TASK TO COMPLETE: Find each line with the word "color" and state how many there are, nothing more.

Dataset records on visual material
-- START --

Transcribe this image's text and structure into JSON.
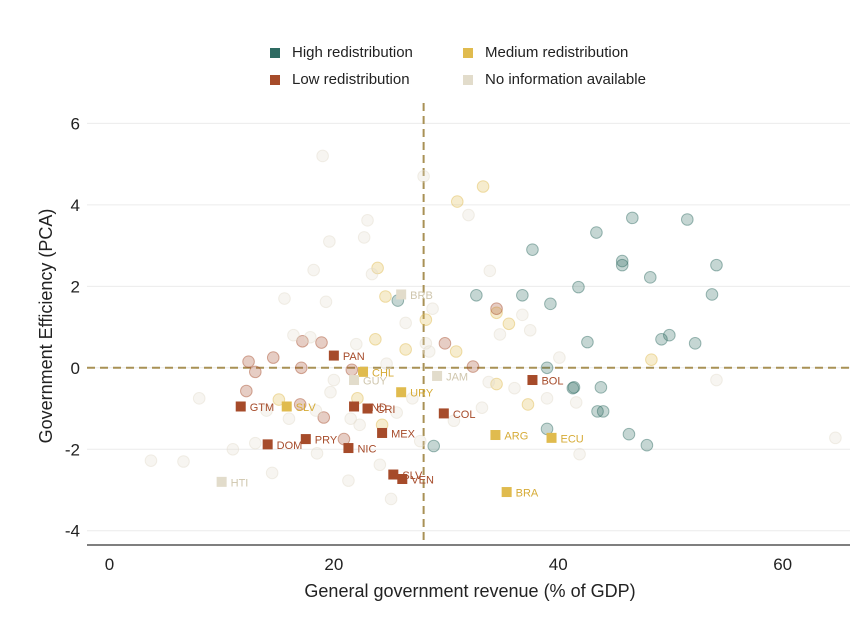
{
  "legend": [
    {
      "label": "High redistribution",
      "color": "#2e6b62"
    },
    {
      "label": "Medium redistribution",
      "color": "#e0bb4e"
    },
    {
      "label": "Low redistribution",
      "color": "#a64b2a"
    },
    {
      "label": "No information available",
      "color": "#e2dccb"
    }
  ],
  "chart_data": {
    "type": "scatter",
    "title": "",
    "xlabel": "General government revenue (% of GDP)",
    "ylabel": "Government Efficiency (PCA)",
    "xlim": [
      -2,
      66
    ],
    "ylim": [
      -4.35,
      6.5
    ],
    "xticks": [
      0,
      20,
      40,
      60
    ],
    "yticks": [
      -4,
      -2,
      0,
      2,
      4,
      6
    ],
    "reference_lines": {
      "x": 28,
      "y": 0
    },
    "grid": "horizontal",
    "legend_position": "top",
    "labeled_points": [
      {
        "label": "PAN",
        "x": 20.0,
        "y": 0.3,
        "group": "Low redistribution"
      },
      {
        "label": "CHL",
        "x": 22.6,
        "y": -0.1,
        "group": "Medium redistribution"
      },
      {
        "label": "GUY",
        "x": 21.8,
        "y": -0.3,
        "group": "No information available"
      },
      {
        "label": "BRB",
        "x": 26.0,
        "y": 1.8,
        "group": "No information available"
      },
      {
        "label": "JAM",
        "x": 29.2,
        "y": -0.2,
        "group": "No information available"
      },
      {
        "label": "URY",
        "x": 26.0,
        "y": -0.6,
        "group": "Medium redistribution"
      },
      {
        "label": "BOL",
        "x": 37.7,
        "y": -0.3,
        "group": "Low redistribution"
      },
      {
        "label": "GTM",
        "x": 11.7,
        "y": -0.95,
        "group": "Low redistribution"
      },
      {
        "label": "SLV",
        "x": 15.8,
        "y": -0.95,
        "group": "Medium redistribution"
      },
      {
        "label": "HND",
        "x": 21.8,
        "y": -0.95,
        "group": "Low redistribution"
      },
      {
        "label": "CRI",
        "x": 23.0,
        "y": -1.0,
        "group": "Low redistribution"
      },
      {
        "label": "COL",
        "x": 29.8,
        "y": -1.12,
        "group": "Low redistribution"
      },
      {
        "label": "MEX",
        "x": 24.3,
        "y": -1.6,
        "group": "Low redistribution"
      },
      {
        "label": "ARG",
        "x": 34.4,
        "y": -1.65,
        "group": "Medium redistribution"
      },
      {
        "label": "ECU",
        "x": 39.4,
        "y": -1.72,
        "group": "Medium redistribution"
      },
      {
        "label": "DOM",
        "x": 14.1,
        "y": -1.88,
        "group": "Low redistribution"
      },
      {
        "label": "PRY",
        "x": 17.5,
        "y": -1.75,
        "group": "Low redistribution"
      },
      {
        "label": "NIC",
        "x": 21.3,
        "y": -1.97,
        "group": "Low redistribution"
      },
      {
        "label": "SLV",
        "x": 25.3,
        "y": -2.62,
        "group": "Low redistribution"
      },
      {
        "label": "VEN",
        "x": 26.1,
        "y": -2.73,
        "group": "Low redistribution"
      },
      {
        "label": "BRA",
        "x": 35.4,
        "y": -3.05,
        "group": "Medium redistribution"
      },
      {
        "label": "HTI",
        "x": 10.0,
        "y": -2.8,
        "group": "No information available"
      }
    ],
    "background_points": [
      {
        "x": 25.7,
        "y": 1.65,
        "group": "High redistribution"
      },
      {
        "x": 32.7,
        "y": 1.78,
        "group": "High redistribution"
      },
      {
        "x": 36.8,
        "y": 1.78,
        "group": "High redistribution"
      },
      {
        "x": 37.7,
        "y": 2.9,
        "group": "High redistribution"
      },
      {
        "x": 39.3,
        "y": 1.57,
        "group": "High redistribution"
      },
      {
        "x": 39.0,
        "y": 0.0,
        "group": "High redistribution"
      },
      {
        "x": 41.8,
        "y": 1.98,
        "group": "High redistribution"
      },
      {
        "x": 42.6,
        "y": 0.63,
        "group": "High redistribution"
      },
      {
        "x": 43.4,
        "y": 3.32,
        "group": "High redistribution"
      },
      {
        "x": 45.7,
        "y": 2.62,
        "group": "High redistribution"
      },
      {
        "x": 45.7,
        "y": 2.52,
        "group": "High redistribution"
      },
      {
        "x": 46.6,
        "y": 3.68,
        "group": "High redistribution"
      },
      {
        "x": 48.2,
        "y": 2.22,
        "group": "High redistribution"
      },
      {
        "x": 49.2,
        "y": 0.7,
        "group": "High redistribution"
      },
      {
        "x": 49.9,
        "y": 0.8,
        "group": "High redistribution"
      },
      {
        "x": 51.5,
        "y": 3.64,
        "group": "High redistribution"
      },
      {
        "x": 52.2,
        "y": 0.6,
        "group": "High redistribution"
      },
      {
        "x": 53.7,
        "y": 1.8,
        "group": "High redistribution"
      },
      {
        "x": 54.1,
        "y": 2.52,
        "group": "High redistribution"
      },
      {
        "x": 41.4,
        "y": -0.48,
        "group": "High redistribution"
      },
      {
        "x": 43.8,
        "y": -0.48,
        "group": "High redistribution"
      },
      {
        "x": 43.5,
        "y": -1.07,
        "group": "High redistribution"
      },
      {
        "x": 44.0,
        "y": -1.07,
        "group": "High redistribution"
      },
      {
        "x": 39.0,
        "y": -1.5,
        "group": "High redistribution"
      },
      {
        "x": 46.3,
        "y": -1.63,
        "group": "High redistribution"
      },
      {
        "x": 47.9,
        "y": -1.9,
        "group": "High redistribution"
      },
      {
        "x": 28.9,
        "y": -1.92,
        "group": "High redistribution"
      },
      {
        "x": 41.3,
        "y": -0.5,
        "group": "High redistribution"
      },
      {
        "x": 33.3,
        "y": 4.45,
        "group": "Medium redistribution"
      },
      {
        "x": 31.0,
        "y": 4.08,
        "group": "Medium redistribution"
      },
      {
        "x": 23.9,
        "y": 2.45,
        "group": "Medium redistribution"
      },
      {
        "x": 24.6,
        "y": 1.75,
        "group": "Medium redistribution"
      },
      {
        "x": 34.5,
        "y": 1.35,
        "group": "Medium redistribution"
      },
      {
        "x": 35.6,
        "y": 1.08,
        "group": "Medium redistribution"
      },
      {
        "x": 23.7,
        "y": 0.7,
        "group": "Medium redistribution"
      },
      {
        "x": 26.4,
        "y": 0.45,
        "group": "Medium redistribution"
      },
      {
        "x": 28.2,
        "y": 1.18,
        "group": "Medium redistribution"
      },
      {
        "x": 30.9,
        "y": 0.4,
        "group": "Medium redistribution"
      },
      {
        "x": 48.3,
        "y": 0.2,
        "group": "Medium redistribution"
      },
      {
        "x": 34.5,
        "y": -0.4,
        "group": "Medium redistribution"
      },
      {
        "x": 37.3,
        "y": -0.9,
        "group": "Medium redistribution"
      },
      {
        "x": 15.1,
        "y": -0.78,
        "group": "Medium redistribution"
      },
      {
        "x": 22.1,
        "y": -0.75,
        "group": "Medium redistribution"
      },
      {
        "x": 24.3,
        "y": -1.4,
        "group": "Medium redistribution"
      },
      {
        "x": 12.4,
        "y": 0.15,
        "group": "Low redistribution"
      },
      {
        "x": 14.6,
        "y": 0.25,
        "group": "Low redistribution"
      },
      {
        "x": 13.0,
        "y": -0.1,
        "group": "Low redistribution"
      },
      {
        "x": 17.2,
        "y": 0.65,
        "group": "Low redistribution"
      },
      {
        "x": 18.9,
        "y": 0.62,
        "group": "Low redistribution"
      },
      {
        "x": 17.1,
        "y": 0.0,
        "group": "Low redistribution"
      },
      {
        "x": 12.2,
        "y": -0.57,
        "group": "Low redistribution"
      },
      {
        "x": 17.0,
        "y": -0.9,
        "group": "Low redistribution"
      },
      {
        "x": 19.1,
        "y": -1.22,
        "group": "Low redistribution"
      },
      {
        "x": 20.9,
        "y": -1.75,
        "group": "Low redistribution"
      },
      {
        "x": 29.9,
        "y": 0.6,
        "group": "Low redistribution"
      },
      {
        "x": 32.4,
        "y": 0.03,
        "group": "Low redistribution"
      },
      {
        "x": 34.5,
        "y": 1.45,
        "group": "Low redistribution"
      },
      {
        "x": 21.6,
        "y": -0.05,
        "group": "Low redistribution"
      },
      {
        "x": 19.0,
        "y": 5.2,
        "group": "No information available"
      },
      {
        "x": 28.0,
        "y": 4.7,
        "group": "No information available"
      },
      {
        "x": 23.0,
        "y": 3.62,
        "group": "No information available"
      },
      {
        "x": 22.7,
        "y": 3.2,
        "group": "No information available"
      },
      {
        "x": 19.6,
        "y": 3.1,
        "group": "No information available"
      },
      {
        "x": 32.0,
        "y": 3.75,
        "group": "No information available"
      },
      {
        "x": 18.2,
        "y": 2.4,
        "group": "No information available"
      },
      {
        "x": 23.4,
        "y": 2.3,
        "group": "No information available"
      },
      {
        "x": 33.9,
        "y": 2.38,
        "group": "No information available"
      },
      {
        "x": 15.6,
        "y": 1.7,
        "group": "No information available"
      },
      {
        "x": 19.3,
        "y": 1.62,
        "group": "No information available"
      },
      {
        "x": 28.8,
        "y": 1.45,
        "group": "No information available"
      },
      {
        "x": 36.8,
        "y": 1.3,
        "group": "No information available"
      },
      {
        "x": 37.5,
        "y": 0.92,
        "group": "No information available"
      },
      {
        "x": 16.4,
        "y": 0.8,
        "group": "No information available"
      },
      {
        "x": 17.9,
        "y": 0.75,
        "group": "No information available"
      },
      {
        "x": 22.0,
        "y": 0.58,
        "group": "No information available"
      },
      {
        "x": 26.4,
        "y": 1.1,
        "group": "No information available"
      },
      {
        "x": 28.2,
        "y": 0.6,
        "group": "No information available"
      },
      {
        "x": 28.5,
        "y": 0.4,
        "group": "No information available"
      },
      {
        "x": 34.8,
        "y": 0.82,
        "group": "No information available"
      },
      {
        "x": 40.1,
        "y": 0.25,
        "group": "No information available"
      },
      {
        "x": 20.0,
        "y": -0.3,
        "group": "No information available"
      },
      {
        "x": 24.7,
        "y": 0.1,
        "group": "No information available"
      },
      {
        "x": 33.8,
        "y": -0.35,
        "group": "No information available"
      },
      {
        "x": 8.0,
        "y": -0.75,
        "group": "No information available"
      },
      {
        "x": 14.0,
        "y": -1.05,
        "group": "No information available"
      },
      {
        "x": 16.0,
        "y": -1.25,
        "group": "No information available"
      },
      {
        "x": 18.4,
        "y": -1.05,
        "group": "No information available"
      },
      {
        "x": 19.7,
        "y": -0.6,
        "group": "No information available"
      },
      {
        "x": 21.5,
        "y": -1.25,
        "group": "No information available"
      },
      {
        "x": 22.3,
        "y": -1.4,
        "group": "No information available"
      },
      {
        "x": 25.6,
        "y": -1.1,
        "group": "No information available"
      },
      {
        "x": 27.0,
        "y": -0.75,
        "group": "No information available"
      },
      {
        "x": 30.7,
        "y": -1.3,
        "group": "No information available"
      },
      {
        "x": 33.2,
        "y": -0.98,
        "group": "No information available"
      },
      {
        "x": 39.0,
        "y": -0.75,
        "group": "No information available"
      },
      {
        "x": 41.6,
        "y": -0.85,
        "group": "No information available"
      },
      {
        "x": 41.9,
        "y": -2.12,
        "group": "No information available"
      },
      {
        "x": 54.1,
        "y": -0.3,
        "group": "No information available"
      },
      {
        "x": 64.7,
        "y": -1.72,
        "group": "No information available"
      },
      {
        "x": 3.7,
        "y": -2.28,
        "group": "No information available"
      },
      {
        "x": 6.6,
        "y": -2.3,
        "group": "No information available"
      },
      {
        "x": 11.0,
        "y": -2.0,
        "group": "No information available"
      },
      {
        "x": 13.0,
        "y": -1.85,
        "group": "No information available"
      },
      {
        "x": 14.5,
        "y": -2.58,
        "group": "No information available"
      },
      {
        "x": 18.5,
        "y": -2.1,
        "group": "No information available"
      },
      {
        "x": 21.3,
        "y": -2.77,
        "group": "No information available"
      },
      {
        "x": 24.1,
        "y": -2.38,
        "group": "No information available"
      },
      {
        "x": 25.1,
        "y": -3.22,
        "group": "No information available"
      },
      {
        "x": 27.7,
        "y": -1.8,
        "group": "No information available"
      },
      {
        "x": 36.1,
        "y": -0.5,
        "group": "No information available"
      }
    ]
  }
}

-- END --

IN RESPONSE: 4